PROVIDED ENTRIES:
::::

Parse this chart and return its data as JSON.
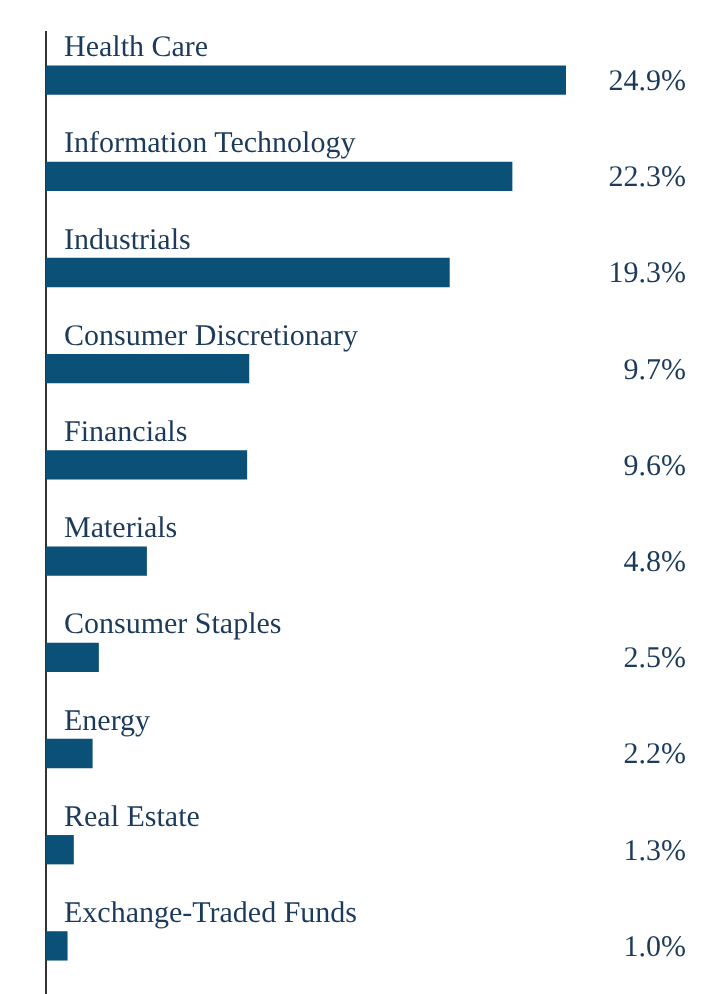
{
  "chart_data": {
    "type": "bar",
    "orientation": "horizontal",
    "categories": [
      "Health Care",
      "Information Technology",
      "Industrials",
      "Consumer Discretionary",
      "Financials",
      "Materials",
      "Consumer Staples",
      "Energy",
      "Real Estate",
      "Exchange-Traded Funds"
    ],
    "values": [
      24.9,
      22.3,
      19.3,
      9.7,
      9.6,
      4.8,
      2.5,
      2.2,
      1.3,
      1.0
    ],
    "value_labels": [
      "24.9%",
      "22.3%",
      "19.3%",
      "9.7%",
      "9.6%",
      "4.8%",
      "2.5%",
      "2.2%",
      "1.3%",
      "1.0%"
    ],
    "color": "#0b5177"
  }
}
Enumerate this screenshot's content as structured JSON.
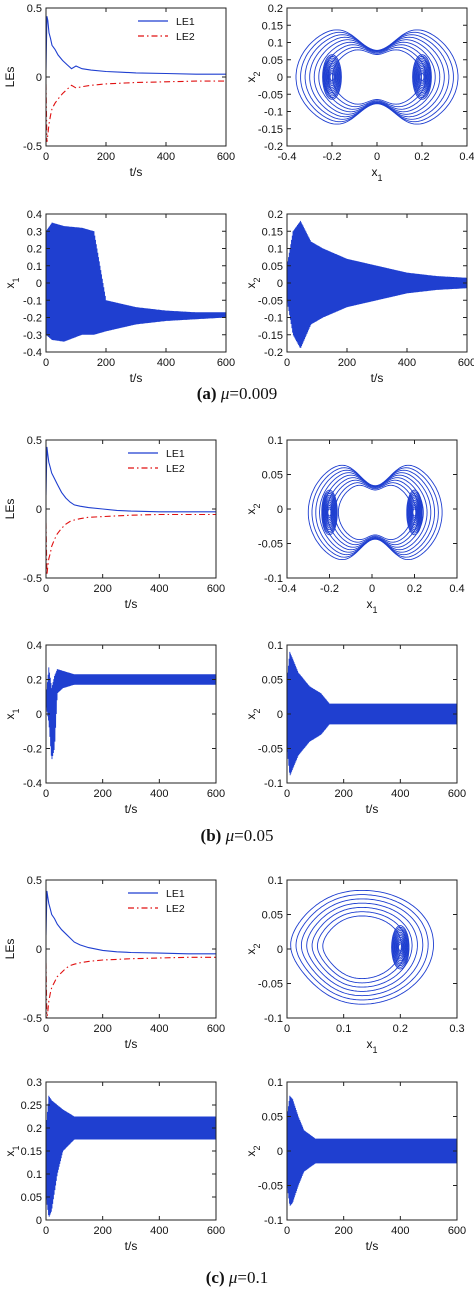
{
  "captions": [
    {
      "letter": "(a)",
      "param": "μ",
      "value": "=0.009"
    },
    {
      "letter": "(b)",
      "param": "μ",
      "value": "=0.05"
    },
    {
      "letter": "(c)",
      "param": "μ",
      "value": "=0.1"
    }
  ],
  "chart_data": [
    {
      "id": "a-les",
      "type": "line",
      "panel": "a",
      "grid": false,
      "xlabel": "t/s",
      "ylabel": "LEs",
      "xlim": [
        0,
        600
      ],
      "ylim": [
        -0.5,
        0.5
      ],
      "xticks": [
        "0",
        "200",
        "400",
        "600"
      ],
      "yticks": [
        "-0.5",
        "0",
        "0.5"
      ],
      "legend_position": "top-right",
      "series": [
        {
          "name": "LE1",
          "color": "#1f3fd0",
          "style": "solid",
          "x": [
            0,
            3,
            6,
            10,
            15,
            20,
            30,
            40,
            55,
            70,
            85,
            100,
            120,
            150,
            200,
            250,
            300,
            400,
            500,
            600
          ],
          "y": [
            0.05,
            0.44,
            0.41,
            0.32,
            0.28,
            0.23,
            0.2,
            0.16,
            0.12,
            0.09,
            0.06,
            0.08,
            0.06,
            0.05,
            0.04,
            0.035,
            0.03,
            0.025,
            0.02,
            0.02
          ]
        },
        {
          "name": "LE2",
          "color": "#e01010",
          "style": "dashdot",
          "x": [
            0,
            3,
            6,
            10,
            15,
            20,
            30,
            40,
            55,
            70,
            85,
            100,
            120,
            150,
            200,
            250,
            300,
            400,
            500,
            600
          ],
          "y": [
            -0.05,
            -0.47,
            -0.42,
            -0.34,
            -0.28,
            -0.23,
            -0.19,
            -0.16,
            -0.12,
            -0.09,
            -0.06,
            -0.08,
            -0.07,
            -0.06,
            -0.05,
            -0.045,
            -0.04,
            -0.035,
            -0.03,
            -0.03
          ]
        }
      ]
    },
    {
      "id": "a-phase",
      "type": "line",
      "panel": "a",
      "grid": false,
      "xlabel": "x1",
      "ylabel": "x2",
      "xlim": [
        -0.4,
        0.4
      ],
      "ylim": [
        -0.2,
        0.2
      ],
      "xticks": [
        "-0.4",
        "-0.2",
        "0",
        "0.2",
        "0.4"
      ],
      "yticks": [
        "-0.2",
        "-0.15",
        "-0.1",
        "-0.05",
        "0",
        "0.05",
        "0.1",
        "0.15",
        "0.2"
      ],
      "series": [
        {
          "color": "#1f3fd0",
          "type": "phase-portrait",
          "centers_x1": [
            -0.2,
            0.2
          ],
          "x1_range": [
            -0.36,
            0.36
          ],
          "x2_range": [
            -0.17,
            0.17
          ]
        }
      ]
    },
    {
      "id": "a-x1",
      "type": "line",
      "panel": "a",
      "grid": false,
      "xlabel": "t/s",
      "ylabel": "x1",
      "xlim": [
        0,
        600
      ],
      "ylim": [
        -0.4,
        0.4
      ],
      "xticks": [
        "0",
        "200",
        "400",
        "600"
      ],
      "yticks": [
        "-0.4",
        "-0.3",
        "-0.2",
        "-0.1",
        "0",
        "0.1",
        "0.2",
        "0.3",
        "0.4"
      ],
      "series": [
        {
          "color": "#1f3fd0",
          "type": "oscillation",
          "x": [
            0,
            20,
            60,
            120,
            160,
            200,
            300,
            400,
            500,
            600
          ],
          "upper": [
            0.3,
            0.35,
            0.33,
            0.32,
            0.3,
            -0.1,
            -0.14,
            -0.16,
            -0.17,
            -0.17
          ],
          "lower": [
            -0.3,
            -0.33,
            -0.34,
            -0.3,
            -0.3,
            -0.28,
            -0.24,
            -0.22,
            -0.21,
            -0.2
          ]
        }
      ]
    },
    {
      "id": "a-x2",
      "type": "line",
      "panel": "a",
      "grid": false,
      "xlabel": "t/s",
      "ylabel": "x2",
      "xlim": [
        0,
        600
      ],
      "ylim": [
        -0.2,
        0.2
      ],
      "xticks": [
        "0",
        "200",
        "400",
        "600"
      ],
      "yticks": [
        "-0.2",
        "-0.15",
        "-0.1",
        "-0.05",
        "0",
        "0.05",
        "0.1",
        "0.15",
        "0.2"
      ],
      "series": [
        {
          "color": "#1f3fd0",
          "type": "oscillation",
          "x": [
            0,
            20,
            45,
            80,
            120,
            200,
            300,
            400,
            500,
            600
          ],
          "upper": [
            0.05,
            0.15,
            0.18,
            0.12,
            0.1,
            0.07,
            0.05,
            0.03,
            0.02,
            0.015
          ],
          "lower": [
            -0.05,
            -0.15,
            -0.19,
            -0.12,
            -0.1,
            -0.07,
            -0.05,
            -0.03,
            -0.02,
            -0.015
          ]
        }
      ]
    },
    {
      "id": "b-les",
      "type": "line",
      "panel": "b",
      "grid": false,
      "xlabel": "t/s",
      "ylabel": "LEs",
      "xlim": [
        0,
        600
      ],
      "ylim": [
        -0.5,
        0.5
      ],
      "xticks": [
        "0",
        "200",
        "400",
        "600"
      ],
      "yticks": [
        "-0.5",
        "0",
        "0.5"
      ],
      "legend_position": "top-right",
      "series": [
        {
          "name": "LE1",
          "color": "#1f3fd0",
          "style": "solid",
          "x": [
            0,
            3,
            6,
            10,
            15,
            20,
            30,
            40,
            55,
            70,
            85,
            100,
            120,
            150,
            200,
            250,
            300,
            400,
            500,
            600
          ],
          "y": [
            0.1,
            0.45,
            0.4,
            0.34,
            0.3,
            0.26,
            0.22,
            0.18,
            0.12,
            0.08,
            0.05,
            0.03,
            0.02,
            0.01,
            0.0,
            -0.01,
            -0.015,
            -0.02,
            -0.02,
            -0.02
          ]
        },
        {
          "name": "LE2",
          "color": "#e01010",
          "style": "dashdot",
          "x": [
            0,
            3,
            6,
            10,
            15,
            20,
            30,
            40,
            55,
            70,
            85,
            100,
            120,
            150,
            200,
            250,
            300,
            400,
            500,
            600
          ],
          "y": [
            -0.1,
            -0.48,
            -0.42,
            -0.36,
            -0.32,
            -0.27,
            -0.22,
            -0.18,
            -0.14,
            -0.11,
            -0.09,
            -0.08,
            -0.07,
            -0.06,
            -0.055,
            -0.05,
            -0.045,
            -0.04,
            -0.04,
            -0.04
          ]
        }
      ]
    },
    {
      "id": "b-phase",
      "type": "line",
      "panel": "b",
      "grid": false,
      "xlabel": "x1",
      "ylabel": "x2",
      "xlim": [
        -0.4,
        0.4
      ],
      "ylim": [
        -0.1,
        0.1
      ],
      "xticks": [
        "-0.4",
        "-0.2",
        "0",
        "0.2",
        "0.4"
      ],
      "yticks": [
        "-0.1",
        "-0.05",
        "0",
        "0.05",
        "0.1"
      ],
      "series": [
        {
          "color": "#1f3fd0",
          "type": "phase-portrait",
          "centers_x1": [
            -0.2,
            0.2
          ],
          "x1_range": [
            -0.3,
            0.33
          ],
          "x2_range": [
            -0.09,
            0.08
          ]
        }
      ]
    },
    {
      "id": "b-x1",
      "type": "line",
      "panel": "b",
      "grid": false,
      "xlabel": "t/s",
      "ylabel": "x1",
      "xlim": [
        0,
        600
      ],
      "ylim": [
        -0.4,
        0.4
      ],
      "xticks": [
        "0",
        "200",
        "400",
        "600"
      ],
      "yticks": [
        "-0.4",
        "-0.2",
        "0",
        "0.2",
        "0.4"
      ],
      "series": [
        {
          "color": "#1f3fd0",
          "type": "oscillation",
          "x": [
            0,
            10,
            20,
            30,
            40,
            60,
            100,
            600
          ],
          "upper": [
            0.1,
            0.27,
            0.15,
            0.22,
            0.26,
            0.25,
            0.23,
            0.23
          ],
          "lower": [
            0.05,
            -0.05,
            -0.27,
            -0.2,
            0.12,
            0.15,
            0.17,
            0.17
          ]
        }
      ]
    },
    {
      "id": "b-x2",
      "type": "line",
      "panel": "b",
      "grid": false,
      "xlabel": "t/s",
      "ylabel": "x2",
      "xlim": [
        0,
        600
      ],
      "ylim": [
        -0.1,
        0.1
      ],
      "xticks": [
        "0",
        "200",
        "400",
        "600"
      ],
      "yticks": [
        "-0.1",
        "-0.05",
        "0",
        "0.05",
        "0.1"
      ],
      "series": [
        {
          "color": "#1f3fd0",
          "type": "oscillation",
          "x": [
            0,
            10,
            20,
            40,
            80,
            120,
            150,
            600
          ],
          "upper": [
            0.05,
            0.09,
            0.08,
            0.06,
            0.04,
            0.03,
            0.015,
            0.015
          ],
          "lower": [
            -0.05,
            -0.09,
            -0.08,
            -0.06,
            -0.04,
            -0.03,
            -0.015,
            -0.015
          ]
        }
      ]
    },
    {
      "id": "c-les",
      "type": "line",
      "panel": "c",
      "grid": false,
      "xlabel": "t/s",
      "ylabel": "LEs",
      "xlim": [
        0,
        600
      ],
      "ylim": [
        -0.5,
        0.5
      ],
      "xticks": [
        "0",
        "200",
        "400",
        "600"
      ],
      "yticks": [
        "-0.5",
        "0",
        "0.5"
      ],
      "legend_position": "top-right",
      "series": [
        {
          "name": "LE1",
          "color": "#1f3fd0",
          "style": "solid",
          "x": [
            0,
            3,
            6,
            10,
            15,
            20,
            30,
            40,
            55,
            70,
            85,
            100,
            120,
            150,
            200,
            250,
            300,
            400,
            500,
            600
          ],
          "y": [
            0.1,
            0.42,
            0.38,
            0.33,
            0.29,
            0.25,
            0.22,
            0.18,
            0.14,
            0.11,
            0.08,
            0.05,
            0.03,
            0.01,
            -0.01,
            -0.02,
            -0.025,
            -0.03,
            -0.035,
            -0.035
          ]
        },
        {
          "name": "LE2",
          "color": "#e01010",
          "style": "dashdot",
          "x": [
            0,
            3,
            6,
            10,
            15,
            20,
            30,
            40,
            55,
            70,
            85,
            100,
            120,
            150,
            200,
            250,
            300,
            400,
            500,
            600
          ],
          "y": [
            -0.1,
            -0.52,
            -0.46,
            -0.38,
            -0.32,
            -0.28,
            -0.24,
            -0.2,
            -0.17,
            -0.14,
            -0.12,
            -0.11,
            -0.1,
            -0.09,
            -0.08,
            -0.075,
            -0.07,
            -0.065,
            -0.06,
            -0.06
          ]
        }
      ]
    },
    {
      "id": "c-phase",
      "type": "line",
      "panel": "c",
      "grid": false,
      "xlabel": "x1",
      "ylabel": "x2",
      "xlim": [
        0,
        0.3
      ],
      "ylim": [
        -0.1,
        0.1
      ],
      "xticks": [
        "0",
        "0.1",
        "0.2",
        "0.3"
      ],
      "yticks": [
        "-0.1",
        "-0.05",
        "0",
        "0.05",
        "0.1"
      ],
      "series": [
        {
          "color": "#1f3fd0",
          "type": "phase-portrait",
          "centers_x1": [
            0.2
          ],
          "x1_range": [
            0.0,
            0.265
          ],
          "x2_range": [
            -0.08,
            0.085
          ]
        }
      ]
    },
    {
      "id": "c-x1",
      "type": "line",
      "panel": "c",
      "grid": false,
      "xlabel": "t/s",
      "ylabel": "x1",
      "xlim": [
        0,
        600
      ],
      "ylim": [
        0,
        0.3
      ],
      "xticks": [
        "0",
        "200",
        "400",
        "600"
      ],
      "yticks": [
        "0",
        "0.05",
        "0.1",
        "0.15",
        "0.2",
        "0.25",
        "0.3"
      ],
      "series": [
        {
          "color": "#1f3fd0",
          "type": "oscillation",
          "x": [
            0,
            10,
            20,
            40,
            60,
            100,
            600
          ],
          "upper": [
            0.2,
            0.27,
            0.26,
            0.25,
            0.24,
            0.225,
            0.225
          ],
          "lower": [
            0.05,
            0.005,
            0.02,
            0.1,
            0.15,
            0.175,
            0.175
          ]
        }
      ]
    },
    {
      "id": "c-x2",
      "type": "line",
      "panel": "c",
      "grid": false,
      "xlabel": "t/s",
      "ylabel": "x2",
      "xlim": [
        0,
        600
      ],
      "ylim": [
        -0.1,
        0.1
      ],
      "xticks": [
        "0",
        "200",
        "400",
        "600"
      ],
      "yticks": [
        "-0.1",
        "-0.05",
        "0",
        "0.05",
        "0.1"
      ],
      "series": [
        {
          "color": "#1f3fd0",
          "type": "oscillation",
          "x": [
            0,
            10,
            20,
            40,
            60,
            100,
            600
          ],
          "upper": [
            0.05,
            0.08,
            0.075,
            0.05,
            0.03,
            0.018,
            0.018
          ],
          "lower": [
            -0.05,
            -0.08,
            -0.075,
            -0.05,
            -0.03,
            -0.018,
            -0.018
          ]
        }
      ]
    }
  ]
}
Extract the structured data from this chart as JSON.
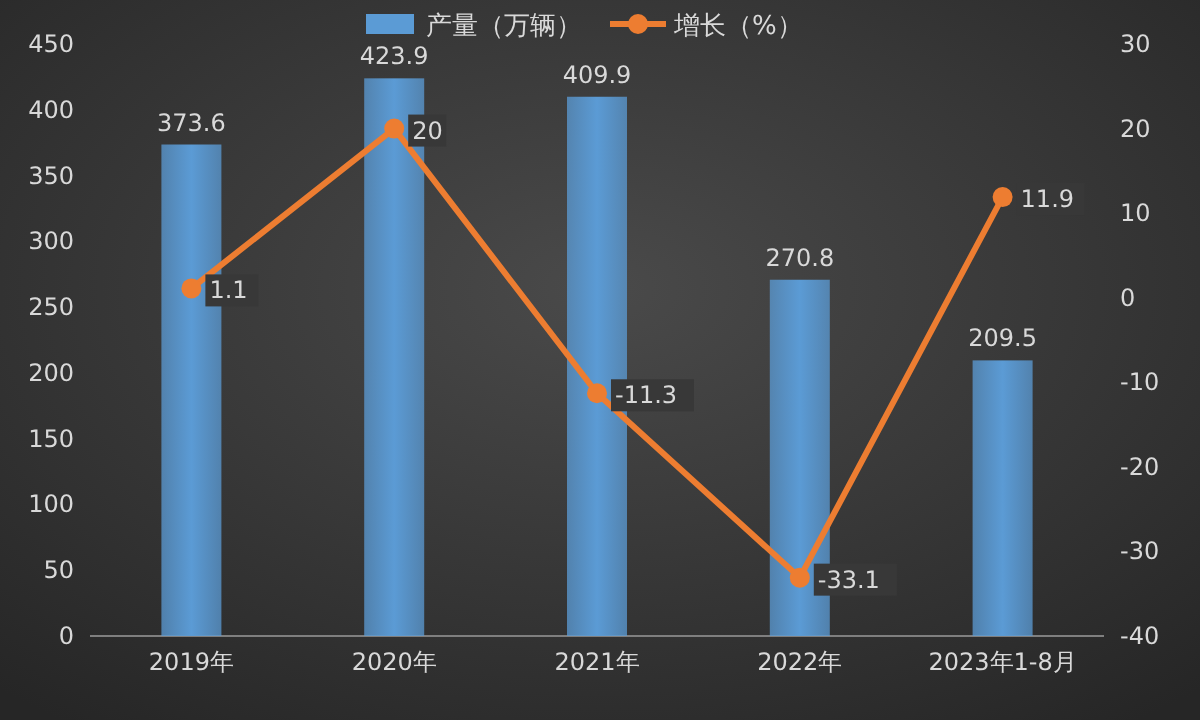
{
  "chart_data": {
    "type": "bar",
    "categories": [
      "2019年",
      "2020年",
      "2021年",
      "2022年",
      "2023年1-8月"
    ],
    "series": [
      {
        "name": "产量（万辆）",
        "color": "#5b9bd5",
        "values": [
          373.6,
          423.9,
          409.9,
          270.8,
          209.5
        ]
      },
      {
        "name": "增长（%）",
        "type": "line",
        "axis": "y2",
        "color": "#ed7d31",
        "marker": "circle",
        "values": [
          1.1,
          20,
          -11.3,
          -33.1,
          11.9
        ]
      }
    ],
    "ylim": [
      0,
      450
    ],
    "yticks": [
      0,
      50,
      100,
      150,
      200,
      250,
      300,
      350,
      400,
      450
    ],
    "y2lim": [
      -40,
      30
    ],
    "y2ticks": [
      -40,
      -30,
      -20,
      -10,
      0,
      10,
      20,
      30
    ],
    "legend": "top",
    "data_labels": true
  }
}
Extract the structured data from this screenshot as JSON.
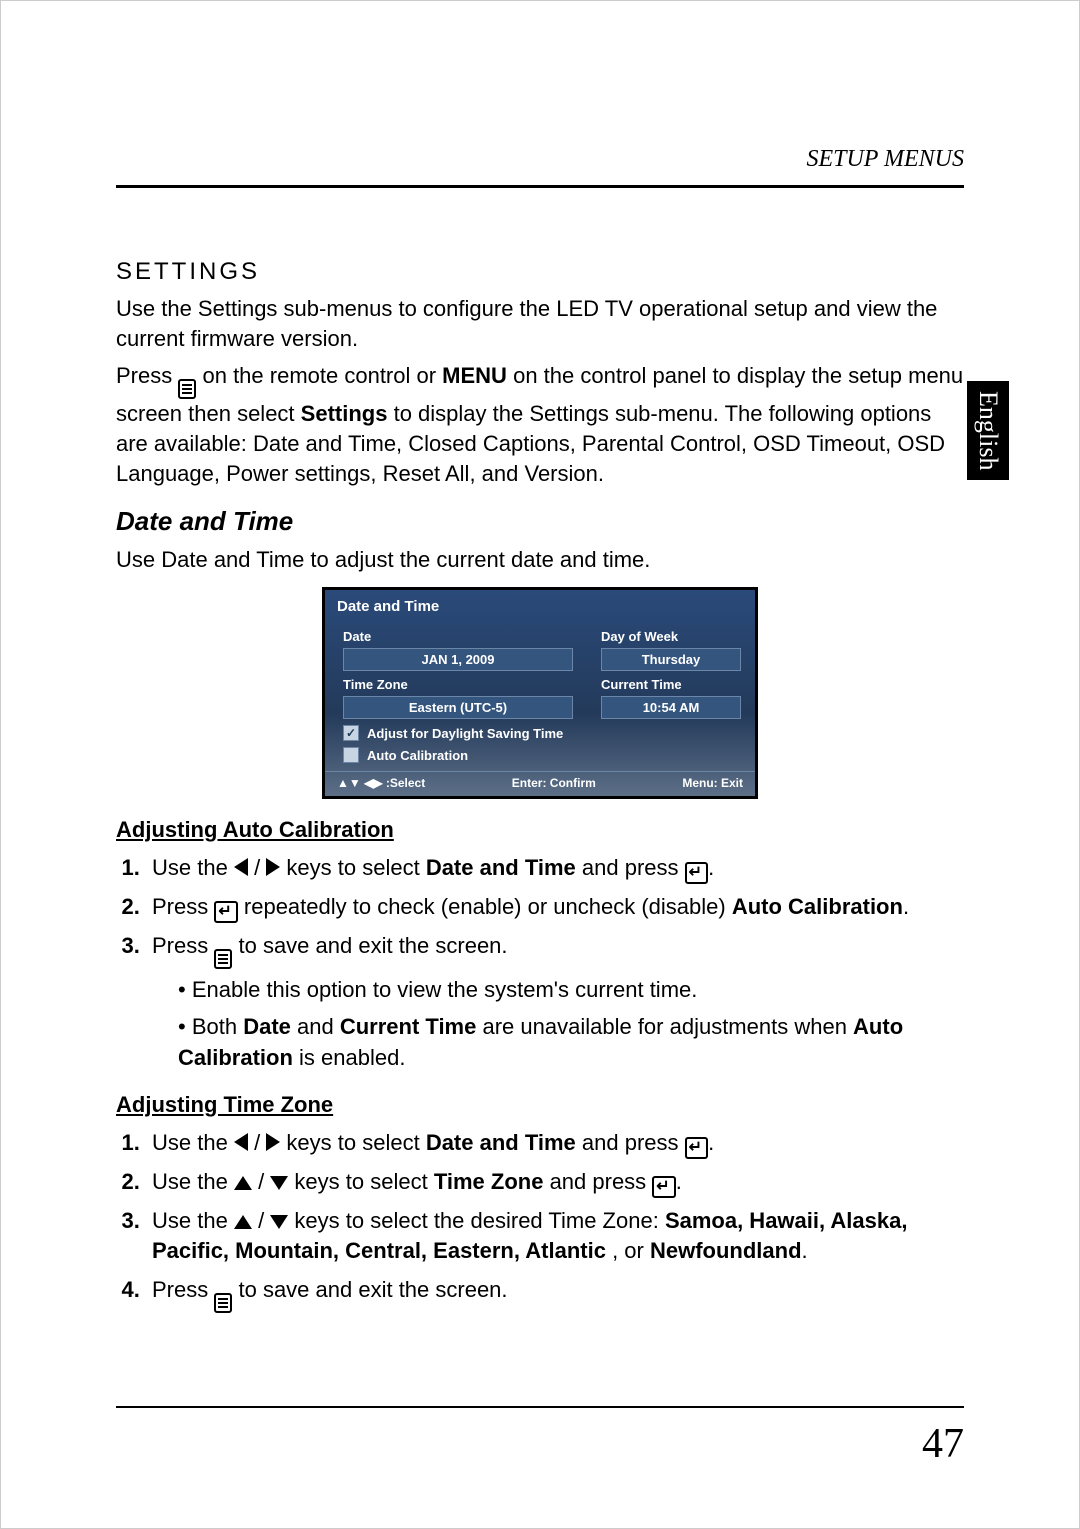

::::

In the records above, find the line containing "Extract the structured data from this chart", then please restate it and each line after it word for word, pictures excluded.

Extract the structured data from this chart as JSON.
{
  "chart_data": {
    "type": "bar",
    "categories": [
      "2019年",
      "2020年",
      "2021年",
      "2022年",
      "2023年1-8月"
    ],
    "series": [
      {
        "name": "产量（万辆）",
        "color": "#5b9bd5",
        "values": [
          373.6,
          423.9,
          409.9,
          270.8,
          209.5
        ]
      },
      {
        "name": "增长（%）",
        "type": "line",
        "axis": "y2",
        "color": "#ed7d31",
        "marker": "circle",
        "values": [
          1.1,
          20,
          -11.3,
          -33.1,
          11.9
        ]
      }
    ],
    "ylim": [
      0,
      450
    ],
    "yticks": [
      0,
      50,
      100,
      150,
      200,
      250,
      300,
      350,
      400,
      450
    ],
    "y2lim": [
      -40,
      30
    ],
    "y2ticks": [
      -40,
      -30,
      -20,
      -10,
      0,
      10,
      20,
      30
    ],
    "legend": "top",
    "data_labels": true
  }
}
Extract the structured data from this screenshot as JSON.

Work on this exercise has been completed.